>> Begin

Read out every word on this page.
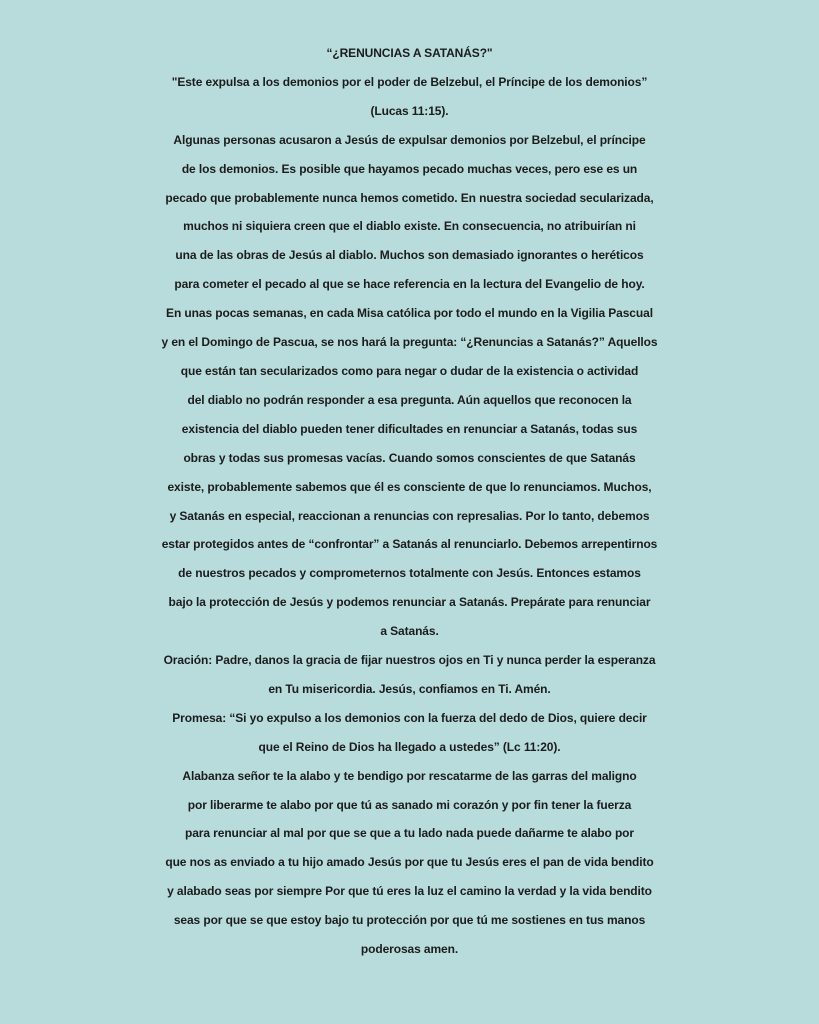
“¿RENUNCIAS A SATANÁS?"
"Este expulsa a los demonios por el poder de Belzebul, el Príncipe de los demonios”
(Lucas 11:15).
Algunas personas acusaron a Jesús de expulsar demonios por Belzebul, el príncipe
de los demonios. Es posible que hayamos pecado muchas veces, pero ese es un
pecado que probablemente nunca hemos cometido. En nuestra sociedad secularizada,
muchos ni siquiera creen que el diablo existe. En consecuencia, no atribuirían ni
una de las obras de Jesús al diablo. Muchos son demasiado ignorantes o heréticos
para cometer el pecado al que se hace referencia en la lectura del Evangelio de hoy.
En unas pocas semanas, en cada Misa católica por todo el mundo en la Vigilia Pascual
y en el Domingo de Pascua, se nos hará la pregunta: “¿Renuncias a Satanás?” Aquellos
que están tan secularizados como para negar o dudar de la existencia o actividad
del diablo no podrán responder a esa pregunta. Aún aquellos que reconocen la
existencia del diablo pueden tener dificultades en renunciar a Satanás, todas sus
obras y todas sus promesas vacías. Cuando somos conscientes de que Satanás
existe, probablemente sabemos que él es consciente de que lo renunciamos. Muchos,
y Satanás en especial, reaccionan a renuncias con represalias. Por lo tanto, debemos
estar protegidos antes de “confrontar” a Satanás al renunciarlo. Debemos arrepentirnos
de nuestros pecados y comprometernos totalmente con Jesús. Entonces estamos
bajo la protección de Jesús y podemos renunciar a Satanás. Prepárate para renunciar
a Satanás.
Oración: Padre, danos la gracia de fijar nuestros ojos en Ti y nunca perder la esperanza
en Tu misericordia. Jesús, confiamos en Ti. Amén.
Promesa: “Si yo expulso a los demonios con la fuerza del dedo de Dios, quiere decir
que el Reino de Dios ha llegado a ustedes” (Lc 11:20).
Alabanza señor te la alabo y te bendigo por rescatarme de las garras del maligno
por liberarme te alabo por que tú as sanado mi corazón y por fin tener la fuerza
para renunciar al mal por que se que a tu lado nada puede dañarme te alabo por
que nos as enviado a tu hijo amado Jesús por que tu Jesús eres el pan de vida bendito
y alabado seas por siempre Por que tú eres la luz el camino la verdad y la vida bendito
seas por que se que estoy bajo tu protección por que tú me sostienes en tus manos
poderosas amen.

>> End

### Task details
With the pictures left out, transcribe the material exactly.

### Right answer
Read out every word on this page.
“¿RENUNCIAS A SATANÁS?"
"Este expulsa a los demonios por el poder de Belzebul, el Príncipe de los demonios”
(Lucas 11:15).
Algunas personas acusaron a Jesús de expulsar demonios por Belzebul, el príncipe
de los demonios. Es posible que hayamos pecado muchas veces, pero ese es un
pecado que probablemente nunca hemos cometido. En nuestra sociedad secularizada,
muchos ni siquiera creen que el diablo existe. En consecuencia, no atribuirían ni
una de las obras de Jesús al diablo. Muchos son demasiado ignorantes o heréticos
para cometer el pecado al que se hace referencia en la lectura del Evangelio de hoy.
En unas pocas semanas, en cada Misa católica por todo el mundo en la Vigilia Pascual
y en el Domingo de Pascua, se nos hará la pregunta: “¿Renuncias a Satanás?” Aquellos
que están tan secularizados como para negar o dudar de la existencia o actividad
del diablo no podrán responder a esa pregunta. Aún aquellos que reconocen la
existencia del diablo pueden tener dificultades en renunciar a Satanás, todas sus
obras y todas sus promesas vacías. Cuando somos conscientes de que Satanás
existe, probablemente sabemos que él es consciente de que lo renunciamos. Muchos,
y Satanás en especial, reaccionan a renuncias con represalias. Por lo tanto, debemos
estar protegidos antes de “confrontar” a Satanás al renunciarlo. Debemos arrepentirnos
de nuestros pecados y comprometernos totalmente con Jesús. Entonces estamos
bajo la protección de Jesús y podemos renunciar a Satanás. Prepárate para renunciar
a Satanás.
Oración: Padre, danos la gracia de fijar nuestros ojos en Ti y nunca perder la esperanza
en Tu misericordia. Jesús, confiamos en Ti. Amén.
Promesa: “Si yo expulso a los demonios con la fuerza del dedo de Dios, quiere decir
que el Reino de Dios ha llegado a ustedes” (Lc 11:20).
Alabanza señor te la alabo y te bendigo por rescatarme de las garras del maligno
por liberarme te alabo por que tú as sanado mi corazón y por fin tener la fuerza
para renunciar al mal por que se que a tu lado nada puede dañarme te alabo por
que nos as enviado a tu hijo amado Jesús por que tu Jesús eres el pan de vida bendito
y alabado seas por siempre Por que tú eres la luz el camino la verdad y la vida bendito
seas por que se que estoy bajo tu protección por que tú me sostienes en tus manos
poderosas amen.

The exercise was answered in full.